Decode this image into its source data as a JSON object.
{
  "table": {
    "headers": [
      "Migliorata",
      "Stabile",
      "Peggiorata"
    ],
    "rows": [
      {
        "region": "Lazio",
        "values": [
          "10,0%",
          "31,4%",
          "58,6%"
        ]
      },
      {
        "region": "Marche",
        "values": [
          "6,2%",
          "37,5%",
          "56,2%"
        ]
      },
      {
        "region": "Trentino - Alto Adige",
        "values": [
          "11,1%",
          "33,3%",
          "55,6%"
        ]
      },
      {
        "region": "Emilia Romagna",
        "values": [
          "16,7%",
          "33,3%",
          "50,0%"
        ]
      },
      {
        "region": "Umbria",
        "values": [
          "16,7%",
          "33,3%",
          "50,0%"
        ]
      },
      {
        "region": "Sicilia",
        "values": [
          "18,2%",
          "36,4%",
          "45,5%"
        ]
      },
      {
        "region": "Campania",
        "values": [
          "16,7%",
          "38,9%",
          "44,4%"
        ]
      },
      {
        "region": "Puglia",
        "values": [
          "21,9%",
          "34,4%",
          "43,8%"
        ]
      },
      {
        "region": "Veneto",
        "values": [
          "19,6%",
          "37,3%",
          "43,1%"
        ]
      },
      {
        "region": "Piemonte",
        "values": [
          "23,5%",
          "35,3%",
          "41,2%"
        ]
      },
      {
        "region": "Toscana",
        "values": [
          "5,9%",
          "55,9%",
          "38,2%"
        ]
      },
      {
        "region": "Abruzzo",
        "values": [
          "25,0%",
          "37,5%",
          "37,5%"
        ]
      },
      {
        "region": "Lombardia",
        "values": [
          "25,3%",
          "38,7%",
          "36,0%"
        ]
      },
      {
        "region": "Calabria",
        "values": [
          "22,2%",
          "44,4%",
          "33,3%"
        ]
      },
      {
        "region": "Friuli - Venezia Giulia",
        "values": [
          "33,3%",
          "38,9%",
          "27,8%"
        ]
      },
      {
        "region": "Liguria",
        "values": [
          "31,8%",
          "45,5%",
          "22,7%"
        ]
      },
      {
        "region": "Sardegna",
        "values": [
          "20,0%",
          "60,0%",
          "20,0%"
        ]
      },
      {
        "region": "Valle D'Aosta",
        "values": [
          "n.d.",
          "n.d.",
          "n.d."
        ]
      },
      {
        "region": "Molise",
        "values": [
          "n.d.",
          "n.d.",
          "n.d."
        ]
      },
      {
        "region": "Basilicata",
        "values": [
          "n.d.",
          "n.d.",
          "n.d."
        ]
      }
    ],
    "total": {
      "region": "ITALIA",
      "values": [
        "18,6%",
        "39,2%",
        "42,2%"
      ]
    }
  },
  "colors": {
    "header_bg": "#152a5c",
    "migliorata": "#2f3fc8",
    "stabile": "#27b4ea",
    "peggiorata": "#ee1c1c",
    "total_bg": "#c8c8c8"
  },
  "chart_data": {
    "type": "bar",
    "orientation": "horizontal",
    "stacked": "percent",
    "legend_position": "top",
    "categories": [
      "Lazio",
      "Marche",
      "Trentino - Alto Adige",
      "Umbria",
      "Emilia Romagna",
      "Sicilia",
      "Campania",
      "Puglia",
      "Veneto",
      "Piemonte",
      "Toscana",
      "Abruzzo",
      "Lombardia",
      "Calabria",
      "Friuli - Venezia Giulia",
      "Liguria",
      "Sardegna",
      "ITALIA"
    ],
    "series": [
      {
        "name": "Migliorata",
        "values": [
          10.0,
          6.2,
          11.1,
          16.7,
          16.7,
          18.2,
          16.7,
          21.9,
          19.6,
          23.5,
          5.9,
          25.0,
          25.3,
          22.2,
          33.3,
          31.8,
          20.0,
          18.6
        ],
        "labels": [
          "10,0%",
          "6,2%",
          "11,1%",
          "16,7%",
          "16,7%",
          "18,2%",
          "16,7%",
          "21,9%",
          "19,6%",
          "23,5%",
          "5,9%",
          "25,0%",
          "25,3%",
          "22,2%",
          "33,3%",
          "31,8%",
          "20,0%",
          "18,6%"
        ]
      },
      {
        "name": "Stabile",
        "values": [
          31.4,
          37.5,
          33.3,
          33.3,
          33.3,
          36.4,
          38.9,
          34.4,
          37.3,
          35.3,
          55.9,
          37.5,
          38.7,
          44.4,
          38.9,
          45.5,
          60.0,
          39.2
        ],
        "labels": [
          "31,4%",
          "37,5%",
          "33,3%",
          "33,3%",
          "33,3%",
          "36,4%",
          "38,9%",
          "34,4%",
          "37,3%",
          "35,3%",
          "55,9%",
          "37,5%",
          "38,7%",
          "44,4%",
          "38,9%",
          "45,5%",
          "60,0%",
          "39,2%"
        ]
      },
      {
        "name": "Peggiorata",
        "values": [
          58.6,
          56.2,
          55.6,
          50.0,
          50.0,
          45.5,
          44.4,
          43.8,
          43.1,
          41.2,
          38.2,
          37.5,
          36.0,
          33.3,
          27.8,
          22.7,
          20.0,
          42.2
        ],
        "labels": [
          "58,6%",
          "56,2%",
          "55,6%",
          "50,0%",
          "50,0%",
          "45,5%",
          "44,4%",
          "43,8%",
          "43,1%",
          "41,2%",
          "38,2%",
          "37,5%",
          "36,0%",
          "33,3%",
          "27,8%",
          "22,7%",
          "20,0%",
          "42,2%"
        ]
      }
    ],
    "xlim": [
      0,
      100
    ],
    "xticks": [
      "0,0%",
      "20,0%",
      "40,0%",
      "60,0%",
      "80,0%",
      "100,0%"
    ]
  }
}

== What the task asks ==
Copy all data exactly, start to finish.

== Output of the exercise ==
Decode this image into its source data as a JSON object.
{
  "table": {
    "headers": [
      "Migliorata",
      "Stabile",
      "Peggiorata"
    ],
    "rows": [
      {
        "region": "Lazio",
        "values": [
          "10,0%",
          "31,4%",
          "58,6%"
        ]
      },
      {
        "region": "Marche",
        "values": [
          "6,2%",
          "37,5%",
          "56,2%"
        ]
      },
      {
        "region": "Trentino - Alto Adige",
        "values": [
          "11,1%",
          "33,3%",
          "55,6%"
        ]
      },
      {
        "region": "Emilia Romagna",
        "values": [
          "16,7%",
          "33,3%",
          "50,0%"
        ]
      },
      {
        "region": "Umbria",
        "values": [
          "16,7%",
          "33,3%",
          "50,0%"
        ]
      },
      {
        "region": "Sicilia",
        "values": [
          "18,2%",
          "36,4%",
          "45,5%"
        ]
      },
      {
        "region": "Campania",
        "values": [
          "16,7%",
          "38,9%",
          "44,4%"
        ]
      },
      {
        "region": "Puglia",
        "values": [
          "21,9%",
          "34,4%",
          "43,8%"
        ]
      },
      {
        "region": "Veneto",
        "values": [
          "19,6%",
          "37,3%",
          "43,1%"
        ]
      },
      {
        "region": "Piemonte",
        "values": [
          "23,5%",
          "35,3%",
          "41,2%"
        ]
      },
      {
        "region": "Toscana",
        "values": [
          "5,9%",
          "55,9%",
          "38,2%"
        ]
      },
      {
        "region": "Abruzzo",
        "values": [
          "25,0%",
          "37,5%",
          "37,5%"
        ]
      },
      {
        "region": "Lombardia",
        "values": [
          "25,3%",
          "38,7%",
          "36,0%"
        ]
      },
      {
        "region": "Calabria",
        "values": [
          "22,2%",
          "44,4%",
          "33,3%"
        ]
      },
      {
        "region": "Friuli - Venezia Giulia",
        "values": [
          "33,3%",
          "38,9%",
          "27,8%"
        ]
      },
      {
        "region": "Liguria",
        "values": [
          "31,8%",
          "45,5%",
          "22,7%"
        ]
      },
      {
        "region": "Sardegna",
        "values": [
          "20,0%",
          "60,0%",
          "20,0%"
        ]
      },
      {
        "region": "Valle D'Aosta",
        "values": [
          "n.d.",
          "n.d.",
          "n.d."
        ]
      },
      {
        "region": "Molise",
        "values": [
          "n.d.",
          "n.d.",
          "n.d."
        ]
      },
      {
        "region": "Basilicata",
        "values": [
          "n.d.",
          "n.d.",
          "n.d."
        ]
      }
    ],
    "total": {
      "region": "ITALIA",
      "values": [
        "18,6%",
        "39,2%",
        "42,2%"
      ]
    }
  },
  "colors": {
    "header_bg": "#152a5c",
    "migliorata": "#2f3fc8",
    "stabile": "#27b4ea",
    "peggiorata": "#ee1c1c",
    "total_bg": "#c8c8c8"
  },
  "chart_data": {
    "type": "bar",
    "orientation": "horizontal",
    "stacked": "percent",
    "legend_position": "top",
    "categories": [
      "Lazio",
      "Marche",
      "Trentino - Alto Adige",
      "Umbria",
      "Emilia Romagna",
      "Sicilia",
      "Campania",
      "Puglia",
      "Veneto",
      "Piemonte",
      "Toscana",
      "Abruzzo",
      "Lombardia",
      "Calabria",
      "Friuli - Venezia Giulia",
      "Liguria",
      "Sardegna",
      "ITALIA"
    ],
    "series": [
      {
        "name": "Migliorata",
        "values": [
          10.0,
          6.2,
          11.1,
          16.7,
          16.7,
          18.2,
          16.7,
          21.9,
          19.6,
          23.5,
          5.9,
          25.0,
          25.3,
          22.2,
          33.3,
          31.8,
          20.0,
          18.6
        ],
        "labels": [
          "10,0%",
          "6,2%",
          "11,1%",
          "16,7%",
          "16,7%",
          "18,2%",
          "16,7%",
          "21,9%",
          "19,6%",
          "23,5%",
          "5,9%",
          "25,0%",
          "25,3%",
          "22,2%",
          "33,3%",
          "31,8%",
          "20,0%",
          "18,6%"
        ]
      },
      {
        "name": "Stabile",
        "values": [
          31.4,
          37.5,
          33.3,
          33.3,
          33.3,
          36.4,
          38.9,
          34.4,
          37.3,
          35.3,
          55.9,
          37.5,
          38.7,
          44.4,
          38.9,
          45.5,
          60.0,
          39.2
        ],
        "labels": [
          "31,4%",
          "37,5%",
          "33,3%",
          "33,3%",
          "33,3%",
          "36,4%",
          "38,9%",
          "34,4%",
          "37,3%",
          "35,3%",
          "55,9%",
          "37,5%",
          "38,7%",
          "44,4%",
          "38,9%",
          "45,5%",
          "60,0%",
          "39,2%"
        ]
      },
      {
        "name": "Peggiorata",
        "values": [
          58.6,
          56.2,
          55.6,
          50.0,
          50.0,
          45.5,
          44.4,
          43.8,
          43.1,
          41.2,
          38.2,
          37.5,
          36.0,
          33.3,
          27.8,
          22.7,
          20.0,
          42.2
        ],
        "labels": [
          "58,6%",
          "56,2%",
          "55,6%",
          "50,0%",
          "50,0%",
          "45,5%",
          "44,4%",
          "43,8%",
          "43,1%",
          "41,2%",
          "38,2%",
          "37,5%",
          "36,0%",
          "33,3%",
          "27,8%",
          "22,7%",
          "20,0%",
          "42,2%"
        ]
      }
    ],
    "xlim": [
      0,
      100
    ],
    "xticks": [
      "0,0%",
      "20,0%",
      "40,0%",
      "60,0%",
      "80,0%",
      "100,0%"
    ]
  }
}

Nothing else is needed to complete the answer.